DESCRIPTION OF THE TASK: Look for the string "复习有关气压带" in every line, and copy each line that has it.

Data listing:
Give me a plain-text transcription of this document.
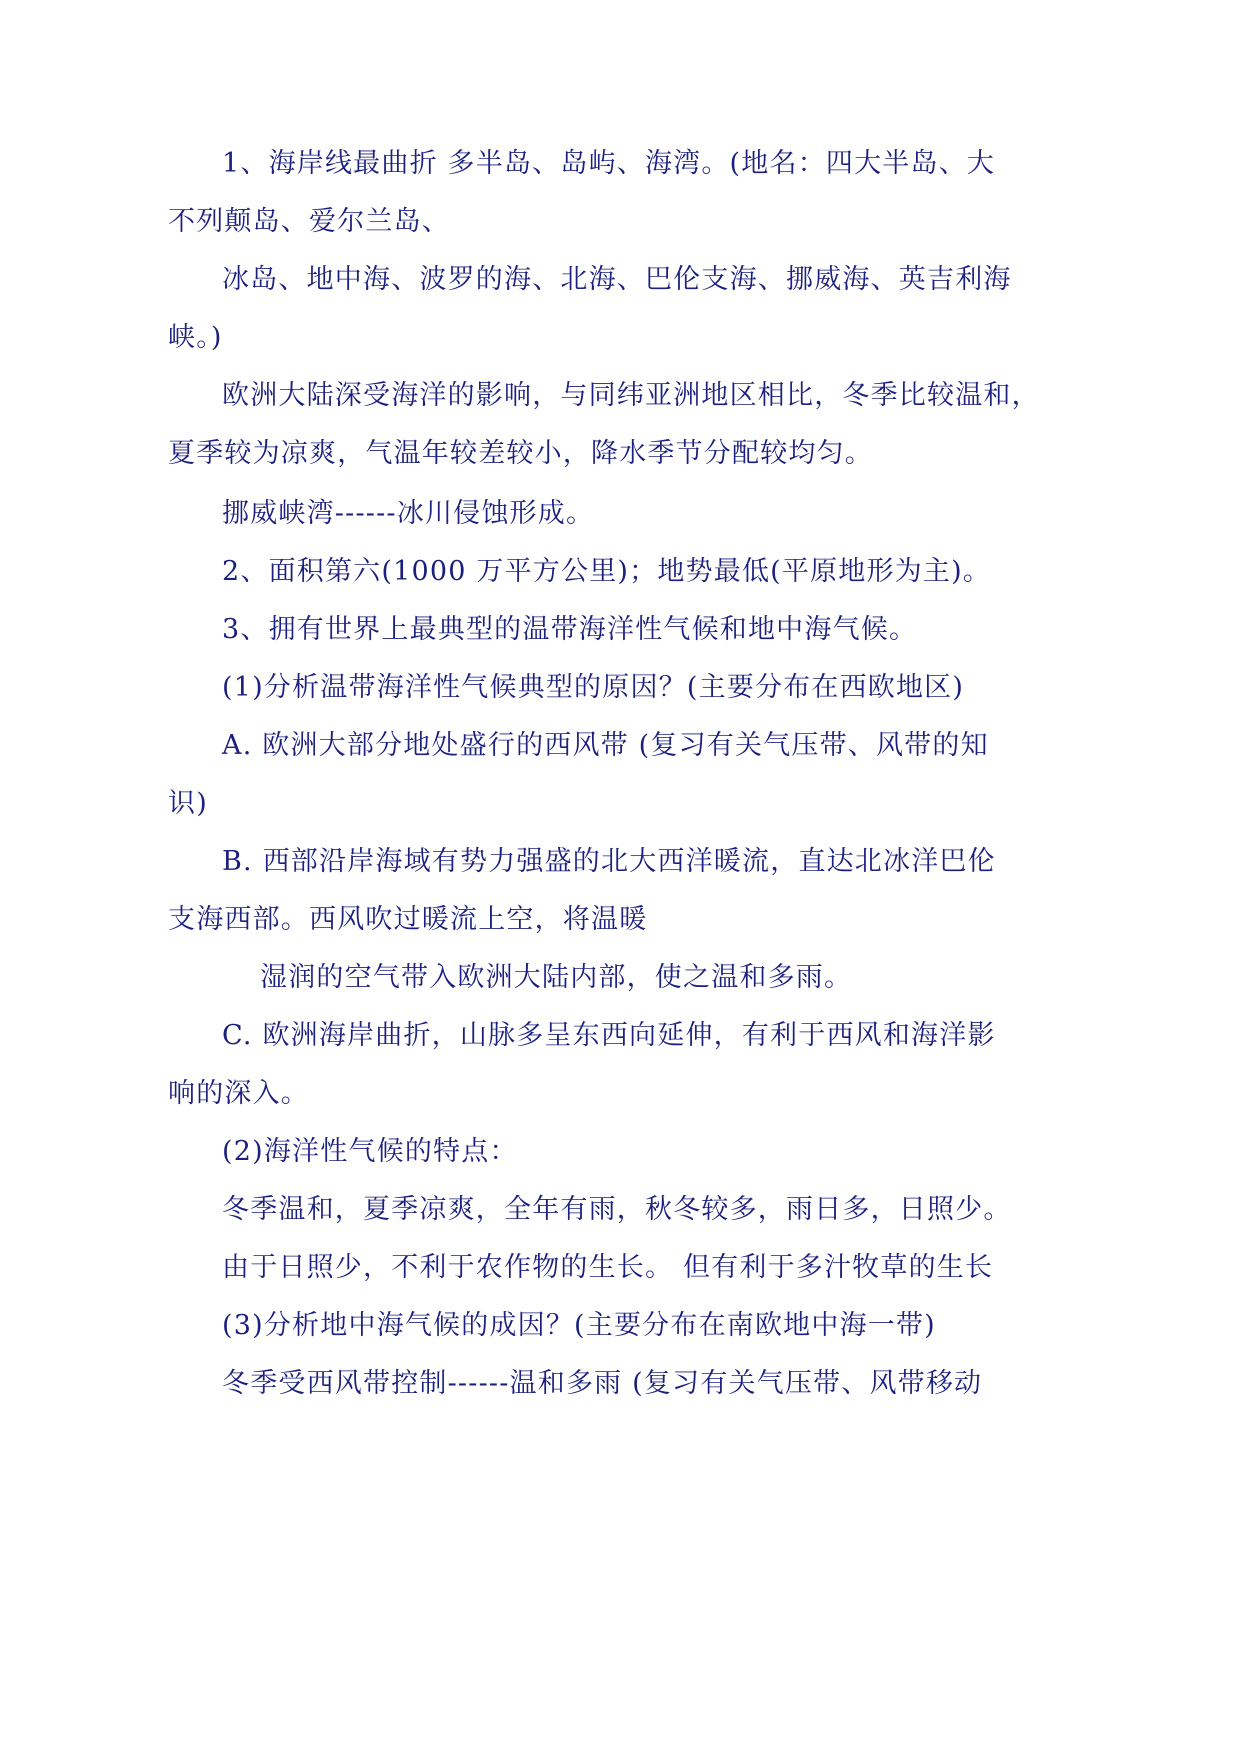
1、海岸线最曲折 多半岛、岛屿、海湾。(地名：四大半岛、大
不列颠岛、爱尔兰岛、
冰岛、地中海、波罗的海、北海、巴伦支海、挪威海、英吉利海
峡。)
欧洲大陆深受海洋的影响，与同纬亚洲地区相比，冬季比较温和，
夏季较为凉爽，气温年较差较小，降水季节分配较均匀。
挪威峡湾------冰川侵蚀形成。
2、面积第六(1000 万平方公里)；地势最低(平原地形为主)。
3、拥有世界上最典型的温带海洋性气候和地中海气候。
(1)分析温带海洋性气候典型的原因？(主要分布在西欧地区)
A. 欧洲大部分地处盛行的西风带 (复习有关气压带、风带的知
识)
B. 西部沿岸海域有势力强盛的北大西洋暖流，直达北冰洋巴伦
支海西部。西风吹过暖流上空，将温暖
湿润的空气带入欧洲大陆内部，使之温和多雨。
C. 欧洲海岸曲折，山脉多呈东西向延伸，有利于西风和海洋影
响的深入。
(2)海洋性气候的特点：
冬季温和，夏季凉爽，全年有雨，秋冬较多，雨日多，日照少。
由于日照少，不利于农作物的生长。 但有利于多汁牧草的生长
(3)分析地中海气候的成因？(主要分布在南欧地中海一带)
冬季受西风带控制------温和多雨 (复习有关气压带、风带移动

RIGHT ANSWER:
A. 欧洲大部分地处盛行的西风带 (复习有关气压带、风带的知
冬季受西风带控制------温和多雨 (复习有关气压带、风带移动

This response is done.